## Given task
Find every line containing the word "coda" and report the count, nothing more.
---------- Exercise materials
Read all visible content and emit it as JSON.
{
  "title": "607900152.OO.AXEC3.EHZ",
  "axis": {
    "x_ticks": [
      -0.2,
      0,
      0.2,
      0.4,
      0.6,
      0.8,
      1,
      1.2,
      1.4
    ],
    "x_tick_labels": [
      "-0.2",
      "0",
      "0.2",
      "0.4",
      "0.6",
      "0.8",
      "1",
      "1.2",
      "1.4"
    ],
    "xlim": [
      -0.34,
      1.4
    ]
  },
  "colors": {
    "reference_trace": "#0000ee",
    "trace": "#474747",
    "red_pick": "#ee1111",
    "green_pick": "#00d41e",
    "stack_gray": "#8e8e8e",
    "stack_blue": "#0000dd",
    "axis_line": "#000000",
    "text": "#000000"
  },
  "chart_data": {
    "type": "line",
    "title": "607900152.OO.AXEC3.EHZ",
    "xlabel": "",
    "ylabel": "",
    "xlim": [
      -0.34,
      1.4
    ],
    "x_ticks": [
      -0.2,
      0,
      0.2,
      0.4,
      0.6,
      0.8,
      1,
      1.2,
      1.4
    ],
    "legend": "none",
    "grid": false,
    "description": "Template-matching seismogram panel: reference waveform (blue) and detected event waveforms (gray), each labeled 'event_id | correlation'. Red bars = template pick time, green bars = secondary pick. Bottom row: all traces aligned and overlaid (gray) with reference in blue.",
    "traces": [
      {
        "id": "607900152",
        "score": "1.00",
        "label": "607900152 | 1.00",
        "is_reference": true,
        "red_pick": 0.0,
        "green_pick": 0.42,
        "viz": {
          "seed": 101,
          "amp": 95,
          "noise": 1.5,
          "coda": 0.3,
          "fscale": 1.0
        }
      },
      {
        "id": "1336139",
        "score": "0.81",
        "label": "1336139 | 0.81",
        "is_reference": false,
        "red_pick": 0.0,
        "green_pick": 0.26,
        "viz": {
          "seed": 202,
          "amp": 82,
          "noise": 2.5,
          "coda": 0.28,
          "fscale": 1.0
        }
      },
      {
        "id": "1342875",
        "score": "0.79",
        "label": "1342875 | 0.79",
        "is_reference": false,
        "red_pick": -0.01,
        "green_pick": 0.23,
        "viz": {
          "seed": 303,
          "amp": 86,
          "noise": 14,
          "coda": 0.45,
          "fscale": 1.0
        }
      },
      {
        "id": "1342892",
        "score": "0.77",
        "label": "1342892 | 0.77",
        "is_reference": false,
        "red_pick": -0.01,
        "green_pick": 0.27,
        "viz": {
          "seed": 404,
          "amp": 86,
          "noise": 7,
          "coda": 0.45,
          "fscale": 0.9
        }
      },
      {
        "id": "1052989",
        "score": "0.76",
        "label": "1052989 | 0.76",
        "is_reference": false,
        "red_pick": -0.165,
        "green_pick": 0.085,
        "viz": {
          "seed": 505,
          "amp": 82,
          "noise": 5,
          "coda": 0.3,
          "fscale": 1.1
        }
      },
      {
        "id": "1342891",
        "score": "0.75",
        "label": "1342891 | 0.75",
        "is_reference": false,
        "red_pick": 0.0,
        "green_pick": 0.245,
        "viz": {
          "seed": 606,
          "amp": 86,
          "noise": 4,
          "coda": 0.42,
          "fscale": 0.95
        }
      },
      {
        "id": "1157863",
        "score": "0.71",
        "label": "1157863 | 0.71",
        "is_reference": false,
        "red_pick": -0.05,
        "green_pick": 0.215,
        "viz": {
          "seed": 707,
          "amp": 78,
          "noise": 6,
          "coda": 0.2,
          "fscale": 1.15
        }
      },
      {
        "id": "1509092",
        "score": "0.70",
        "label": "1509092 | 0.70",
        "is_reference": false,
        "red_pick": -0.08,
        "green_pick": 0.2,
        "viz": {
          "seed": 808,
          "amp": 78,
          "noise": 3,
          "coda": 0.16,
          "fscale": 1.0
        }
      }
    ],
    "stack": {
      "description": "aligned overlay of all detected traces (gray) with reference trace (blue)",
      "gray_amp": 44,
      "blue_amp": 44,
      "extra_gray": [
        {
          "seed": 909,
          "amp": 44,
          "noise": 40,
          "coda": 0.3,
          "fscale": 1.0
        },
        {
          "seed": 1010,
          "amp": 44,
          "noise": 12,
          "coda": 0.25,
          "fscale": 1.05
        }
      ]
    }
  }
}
--------------------
## In response
10